=== Given task ===
Answer with nothing except the number of lines that contain the word "EBITDA".

[Records about charts and figures]
---

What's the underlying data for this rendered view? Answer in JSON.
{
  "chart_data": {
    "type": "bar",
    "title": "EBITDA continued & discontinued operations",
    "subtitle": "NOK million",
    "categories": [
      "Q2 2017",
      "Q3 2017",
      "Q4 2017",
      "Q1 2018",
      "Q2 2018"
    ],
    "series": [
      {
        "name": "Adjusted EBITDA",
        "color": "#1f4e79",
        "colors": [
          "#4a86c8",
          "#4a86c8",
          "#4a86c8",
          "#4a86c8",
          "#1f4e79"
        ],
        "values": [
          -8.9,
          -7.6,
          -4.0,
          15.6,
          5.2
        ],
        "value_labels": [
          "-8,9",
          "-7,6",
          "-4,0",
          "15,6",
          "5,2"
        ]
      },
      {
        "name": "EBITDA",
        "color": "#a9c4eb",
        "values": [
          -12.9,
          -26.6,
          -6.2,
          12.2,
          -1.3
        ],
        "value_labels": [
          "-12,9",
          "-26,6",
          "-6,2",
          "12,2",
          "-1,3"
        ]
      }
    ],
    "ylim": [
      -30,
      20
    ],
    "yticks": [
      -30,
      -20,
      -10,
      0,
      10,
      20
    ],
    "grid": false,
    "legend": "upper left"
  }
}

---

=== Solution to this exercise ===
3